* **Goal**: From the line containing "Read out every word on this page." to the end of the listing, write out every line exactly; leave out everything else.

Dataset entries:
** Begin **

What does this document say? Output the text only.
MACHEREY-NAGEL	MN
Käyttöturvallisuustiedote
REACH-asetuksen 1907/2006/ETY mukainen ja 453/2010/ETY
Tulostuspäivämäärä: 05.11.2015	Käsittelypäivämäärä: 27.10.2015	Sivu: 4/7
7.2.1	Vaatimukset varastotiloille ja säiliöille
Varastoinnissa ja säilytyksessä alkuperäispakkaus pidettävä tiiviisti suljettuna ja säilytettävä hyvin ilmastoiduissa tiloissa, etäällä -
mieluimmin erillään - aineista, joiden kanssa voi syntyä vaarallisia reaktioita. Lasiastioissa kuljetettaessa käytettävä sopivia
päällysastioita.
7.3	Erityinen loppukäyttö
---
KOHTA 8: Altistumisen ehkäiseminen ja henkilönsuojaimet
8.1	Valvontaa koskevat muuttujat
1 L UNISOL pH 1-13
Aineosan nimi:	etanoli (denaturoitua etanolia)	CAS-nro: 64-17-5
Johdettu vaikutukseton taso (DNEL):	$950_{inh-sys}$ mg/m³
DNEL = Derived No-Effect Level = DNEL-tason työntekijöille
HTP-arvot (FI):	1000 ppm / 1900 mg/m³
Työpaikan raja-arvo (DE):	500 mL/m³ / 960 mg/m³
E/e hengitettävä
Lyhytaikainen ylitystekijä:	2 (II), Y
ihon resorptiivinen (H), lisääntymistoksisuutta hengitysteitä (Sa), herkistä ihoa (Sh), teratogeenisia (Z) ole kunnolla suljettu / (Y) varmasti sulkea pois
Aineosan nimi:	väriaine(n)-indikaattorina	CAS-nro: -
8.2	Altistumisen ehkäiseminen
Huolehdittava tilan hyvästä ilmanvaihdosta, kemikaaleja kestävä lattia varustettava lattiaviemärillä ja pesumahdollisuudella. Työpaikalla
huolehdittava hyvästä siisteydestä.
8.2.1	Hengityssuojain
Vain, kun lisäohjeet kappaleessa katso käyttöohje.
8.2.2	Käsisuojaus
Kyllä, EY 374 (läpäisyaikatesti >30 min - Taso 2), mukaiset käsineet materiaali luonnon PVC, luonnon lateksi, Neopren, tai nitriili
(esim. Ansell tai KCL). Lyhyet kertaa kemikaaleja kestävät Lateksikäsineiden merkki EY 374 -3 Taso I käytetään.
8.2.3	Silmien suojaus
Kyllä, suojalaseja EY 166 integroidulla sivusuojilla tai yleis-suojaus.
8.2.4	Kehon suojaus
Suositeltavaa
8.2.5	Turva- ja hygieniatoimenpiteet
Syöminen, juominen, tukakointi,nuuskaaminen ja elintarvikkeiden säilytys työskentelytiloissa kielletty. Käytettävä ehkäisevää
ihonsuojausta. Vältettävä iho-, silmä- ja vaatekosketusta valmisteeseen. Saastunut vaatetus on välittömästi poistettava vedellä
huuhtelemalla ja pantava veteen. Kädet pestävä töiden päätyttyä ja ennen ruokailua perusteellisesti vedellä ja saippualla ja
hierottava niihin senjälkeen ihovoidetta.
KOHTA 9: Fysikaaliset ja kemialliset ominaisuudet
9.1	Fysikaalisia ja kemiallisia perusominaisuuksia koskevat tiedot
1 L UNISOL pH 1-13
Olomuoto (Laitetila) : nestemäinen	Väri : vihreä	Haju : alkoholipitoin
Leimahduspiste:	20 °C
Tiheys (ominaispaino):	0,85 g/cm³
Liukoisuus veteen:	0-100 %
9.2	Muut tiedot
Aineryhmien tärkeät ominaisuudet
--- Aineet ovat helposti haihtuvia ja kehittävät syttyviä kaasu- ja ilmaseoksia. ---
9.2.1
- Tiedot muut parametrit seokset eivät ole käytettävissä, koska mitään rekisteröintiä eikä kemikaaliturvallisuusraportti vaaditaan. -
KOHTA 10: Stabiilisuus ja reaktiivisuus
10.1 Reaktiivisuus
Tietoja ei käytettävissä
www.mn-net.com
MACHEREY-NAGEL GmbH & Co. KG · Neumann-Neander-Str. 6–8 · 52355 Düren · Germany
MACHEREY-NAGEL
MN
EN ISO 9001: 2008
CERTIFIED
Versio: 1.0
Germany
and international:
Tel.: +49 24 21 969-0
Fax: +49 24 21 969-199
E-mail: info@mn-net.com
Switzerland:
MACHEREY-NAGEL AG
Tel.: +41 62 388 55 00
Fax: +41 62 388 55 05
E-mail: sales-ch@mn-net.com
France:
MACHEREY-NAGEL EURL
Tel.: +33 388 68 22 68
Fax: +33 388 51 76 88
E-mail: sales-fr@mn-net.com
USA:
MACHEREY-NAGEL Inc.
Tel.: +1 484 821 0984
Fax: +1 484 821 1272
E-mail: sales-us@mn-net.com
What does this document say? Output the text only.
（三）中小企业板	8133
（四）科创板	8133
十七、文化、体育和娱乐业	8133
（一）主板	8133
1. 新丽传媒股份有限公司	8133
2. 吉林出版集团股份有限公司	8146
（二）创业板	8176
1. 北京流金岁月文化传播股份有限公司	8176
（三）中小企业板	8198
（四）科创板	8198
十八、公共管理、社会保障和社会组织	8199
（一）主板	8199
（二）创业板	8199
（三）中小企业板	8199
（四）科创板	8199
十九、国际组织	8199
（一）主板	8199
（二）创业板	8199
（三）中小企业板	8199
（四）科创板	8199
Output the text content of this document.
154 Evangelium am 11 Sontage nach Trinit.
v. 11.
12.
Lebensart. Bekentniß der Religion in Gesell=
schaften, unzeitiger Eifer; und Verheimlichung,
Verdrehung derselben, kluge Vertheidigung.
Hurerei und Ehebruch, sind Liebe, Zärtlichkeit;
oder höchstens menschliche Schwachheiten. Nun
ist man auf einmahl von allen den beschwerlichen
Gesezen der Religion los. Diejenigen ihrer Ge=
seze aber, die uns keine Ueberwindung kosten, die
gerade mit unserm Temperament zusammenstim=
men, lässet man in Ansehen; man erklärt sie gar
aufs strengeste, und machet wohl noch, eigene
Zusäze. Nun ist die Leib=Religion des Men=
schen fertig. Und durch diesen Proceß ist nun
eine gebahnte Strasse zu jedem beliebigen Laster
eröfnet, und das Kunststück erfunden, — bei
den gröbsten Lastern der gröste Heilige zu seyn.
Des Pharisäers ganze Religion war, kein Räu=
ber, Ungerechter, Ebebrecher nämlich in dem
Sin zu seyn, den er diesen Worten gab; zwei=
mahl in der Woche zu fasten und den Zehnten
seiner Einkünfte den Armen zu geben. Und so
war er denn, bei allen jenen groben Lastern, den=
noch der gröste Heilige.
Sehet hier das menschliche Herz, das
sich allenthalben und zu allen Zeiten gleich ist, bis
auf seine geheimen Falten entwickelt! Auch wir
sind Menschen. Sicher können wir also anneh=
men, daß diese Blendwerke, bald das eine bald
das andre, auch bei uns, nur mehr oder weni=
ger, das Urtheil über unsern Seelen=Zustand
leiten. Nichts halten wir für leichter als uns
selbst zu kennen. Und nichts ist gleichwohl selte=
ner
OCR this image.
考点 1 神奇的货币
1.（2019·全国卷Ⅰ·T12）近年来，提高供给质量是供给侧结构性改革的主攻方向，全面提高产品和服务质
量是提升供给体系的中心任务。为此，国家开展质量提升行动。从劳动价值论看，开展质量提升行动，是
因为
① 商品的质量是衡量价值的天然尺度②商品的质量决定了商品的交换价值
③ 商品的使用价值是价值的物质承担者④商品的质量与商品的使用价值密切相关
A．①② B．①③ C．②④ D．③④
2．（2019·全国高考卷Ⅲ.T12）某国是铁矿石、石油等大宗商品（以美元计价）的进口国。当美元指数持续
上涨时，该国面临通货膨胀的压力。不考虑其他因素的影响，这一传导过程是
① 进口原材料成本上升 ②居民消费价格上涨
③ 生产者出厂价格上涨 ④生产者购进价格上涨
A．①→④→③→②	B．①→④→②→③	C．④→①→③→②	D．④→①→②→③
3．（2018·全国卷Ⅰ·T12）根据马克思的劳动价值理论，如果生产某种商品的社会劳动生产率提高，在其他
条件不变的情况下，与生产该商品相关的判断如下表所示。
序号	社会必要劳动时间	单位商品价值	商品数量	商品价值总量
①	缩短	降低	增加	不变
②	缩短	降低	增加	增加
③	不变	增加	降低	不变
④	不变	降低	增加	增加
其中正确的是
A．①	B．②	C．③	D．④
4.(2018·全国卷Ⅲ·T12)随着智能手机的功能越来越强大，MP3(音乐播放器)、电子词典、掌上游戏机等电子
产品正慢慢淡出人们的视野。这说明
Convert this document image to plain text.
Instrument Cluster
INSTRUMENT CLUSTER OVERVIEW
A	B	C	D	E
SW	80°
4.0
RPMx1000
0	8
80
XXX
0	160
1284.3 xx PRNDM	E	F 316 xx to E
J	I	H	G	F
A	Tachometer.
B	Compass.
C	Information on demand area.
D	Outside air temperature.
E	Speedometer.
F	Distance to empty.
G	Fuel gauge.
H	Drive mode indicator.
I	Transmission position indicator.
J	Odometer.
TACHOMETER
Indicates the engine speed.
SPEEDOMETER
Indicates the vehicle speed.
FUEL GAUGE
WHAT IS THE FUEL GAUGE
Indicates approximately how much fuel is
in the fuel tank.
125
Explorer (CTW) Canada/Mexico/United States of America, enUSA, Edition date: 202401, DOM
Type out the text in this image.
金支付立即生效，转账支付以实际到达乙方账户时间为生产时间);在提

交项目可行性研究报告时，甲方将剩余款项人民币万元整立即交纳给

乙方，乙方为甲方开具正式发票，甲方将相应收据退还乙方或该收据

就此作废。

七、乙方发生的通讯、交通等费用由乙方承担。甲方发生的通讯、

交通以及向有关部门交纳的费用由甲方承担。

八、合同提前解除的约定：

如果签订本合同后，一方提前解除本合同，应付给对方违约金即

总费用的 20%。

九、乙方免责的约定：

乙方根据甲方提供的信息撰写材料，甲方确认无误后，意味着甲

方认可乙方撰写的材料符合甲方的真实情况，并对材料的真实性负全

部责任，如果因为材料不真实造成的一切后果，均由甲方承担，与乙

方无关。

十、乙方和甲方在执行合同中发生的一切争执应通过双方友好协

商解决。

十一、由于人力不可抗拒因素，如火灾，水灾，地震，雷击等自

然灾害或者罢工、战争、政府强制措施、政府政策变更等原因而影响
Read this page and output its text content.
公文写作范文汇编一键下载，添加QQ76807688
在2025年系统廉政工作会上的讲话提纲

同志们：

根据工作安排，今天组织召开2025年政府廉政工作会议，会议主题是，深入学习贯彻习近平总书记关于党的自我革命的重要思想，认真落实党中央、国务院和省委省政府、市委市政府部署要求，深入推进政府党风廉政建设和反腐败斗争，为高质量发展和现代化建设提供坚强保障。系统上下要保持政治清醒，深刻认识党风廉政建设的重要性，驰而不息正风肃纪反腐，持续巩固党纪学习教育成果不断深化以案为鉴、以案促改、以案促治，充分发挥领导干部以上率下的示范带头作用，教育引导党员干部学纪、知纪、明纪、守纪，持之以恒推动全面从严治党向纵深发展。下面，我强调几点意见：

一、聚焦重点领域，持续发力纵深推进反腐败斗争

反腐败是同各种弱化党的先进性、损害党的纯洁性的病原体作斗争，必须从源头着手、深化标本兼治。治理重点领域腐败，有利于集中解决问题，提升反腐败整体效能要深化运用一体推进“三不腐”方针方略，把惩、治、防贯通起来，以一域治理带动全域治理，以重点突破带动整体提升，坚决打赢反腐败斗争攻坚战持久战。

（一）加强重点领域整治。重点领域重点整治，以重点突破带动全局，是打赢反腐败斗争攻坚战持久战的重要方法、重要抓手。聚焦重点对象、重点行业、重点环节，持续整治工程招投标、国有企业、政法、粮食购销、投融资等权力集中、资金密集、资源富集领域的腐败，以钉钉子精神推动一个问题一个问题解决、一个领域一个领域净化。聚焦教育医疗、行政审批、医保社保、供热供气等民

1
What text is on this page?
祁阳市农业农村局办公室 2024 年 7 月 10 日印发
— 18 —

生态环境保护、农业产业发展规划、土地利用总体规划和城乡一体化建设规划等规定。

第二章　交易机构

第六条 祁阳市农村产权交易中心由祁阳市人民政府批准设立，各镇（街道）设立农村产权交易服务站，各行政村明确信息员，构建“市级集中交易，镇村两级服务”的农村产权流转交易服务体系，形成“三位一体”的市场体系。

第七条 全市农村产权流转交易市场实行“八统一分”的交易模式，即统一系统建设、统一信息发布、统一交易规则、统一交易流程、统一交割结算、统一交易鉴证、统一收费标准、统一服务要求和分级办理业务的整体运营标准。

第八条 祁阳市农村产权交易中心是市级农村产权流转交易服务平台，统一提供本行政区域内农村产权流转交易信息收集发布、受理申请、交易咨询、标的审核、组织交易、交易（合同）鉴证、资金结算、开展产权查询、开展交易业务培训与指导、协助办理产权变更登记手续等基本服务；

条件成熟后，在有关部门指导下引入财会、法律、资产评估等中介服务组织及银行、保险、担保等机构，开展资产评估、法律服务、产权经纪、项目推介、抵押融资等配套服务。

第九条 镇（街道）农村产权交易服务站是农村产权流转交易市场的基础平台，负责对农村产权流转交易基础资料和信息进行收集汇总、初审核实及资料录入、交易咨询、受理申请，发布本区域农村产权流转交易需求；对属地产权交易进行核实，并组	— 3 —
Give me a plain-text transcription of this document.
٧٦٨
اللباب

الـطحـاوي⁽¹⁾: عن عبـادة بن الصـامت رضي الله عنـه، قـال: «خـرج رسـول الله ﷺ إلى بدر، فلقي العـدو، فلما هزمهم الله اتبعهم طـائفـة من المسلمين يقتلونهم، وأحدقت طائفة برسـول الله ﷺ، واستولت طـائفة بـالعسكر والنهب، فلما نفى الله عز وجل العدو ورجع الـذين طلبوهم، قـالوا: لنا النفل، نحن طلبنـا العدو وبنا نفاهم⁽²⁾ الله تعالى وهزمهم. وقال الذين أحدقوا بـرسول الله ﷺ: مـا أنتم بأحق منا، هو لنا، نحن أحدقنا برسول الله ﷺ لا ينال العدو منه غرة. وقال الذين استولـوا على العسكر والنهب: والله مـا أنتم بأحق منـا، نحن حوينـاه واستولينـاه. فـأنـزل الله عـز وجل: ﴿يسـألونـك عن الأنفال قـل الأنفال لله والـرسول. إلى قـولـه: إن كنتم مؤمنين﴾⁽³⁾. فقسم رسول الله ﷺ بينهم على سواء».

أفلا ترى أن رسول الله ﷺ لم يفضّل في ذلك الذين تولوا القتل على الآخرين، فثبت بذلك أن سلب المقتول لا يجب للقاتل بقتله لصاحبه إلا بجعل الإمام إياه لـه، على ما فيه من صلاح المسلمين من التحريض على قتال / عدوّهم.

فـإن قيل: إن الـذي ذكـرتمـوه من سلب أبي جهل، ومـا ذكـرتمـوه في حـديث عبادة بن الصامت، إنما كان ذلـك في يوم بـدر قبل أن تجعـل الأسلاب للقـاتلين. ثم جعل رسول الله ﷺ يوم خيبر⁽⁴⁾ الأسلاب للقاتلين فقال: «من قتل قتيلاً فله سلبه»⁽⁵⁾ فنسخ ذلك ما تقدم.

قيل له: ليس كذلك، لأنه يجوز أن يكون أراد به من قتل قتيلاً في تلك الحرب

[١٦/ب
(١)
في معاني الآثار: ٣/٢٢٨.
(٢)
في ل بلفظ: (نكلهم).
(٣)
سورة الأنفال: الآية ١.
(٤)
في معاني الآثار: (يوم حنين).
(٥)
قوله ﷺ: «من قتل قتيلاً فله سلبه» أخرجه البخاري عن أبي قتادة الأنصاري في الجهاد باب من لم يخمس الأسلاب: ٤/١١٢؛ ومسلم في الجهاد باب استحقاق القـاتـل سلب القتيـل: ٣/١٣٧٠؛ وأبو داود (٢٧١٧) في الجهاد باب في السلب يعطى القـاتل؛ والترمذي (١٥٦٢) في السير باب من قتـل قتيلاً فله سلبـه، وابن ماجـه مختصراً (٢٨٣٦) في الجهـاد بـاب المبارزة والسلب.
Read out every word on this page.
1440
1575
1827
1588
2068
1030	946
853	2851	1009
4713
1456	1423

** End **

* **Correct output**:
Read out every word on this page.
1440
1575
1827
1588
2068
1030	946
853	2851	1009
4713
1456	1423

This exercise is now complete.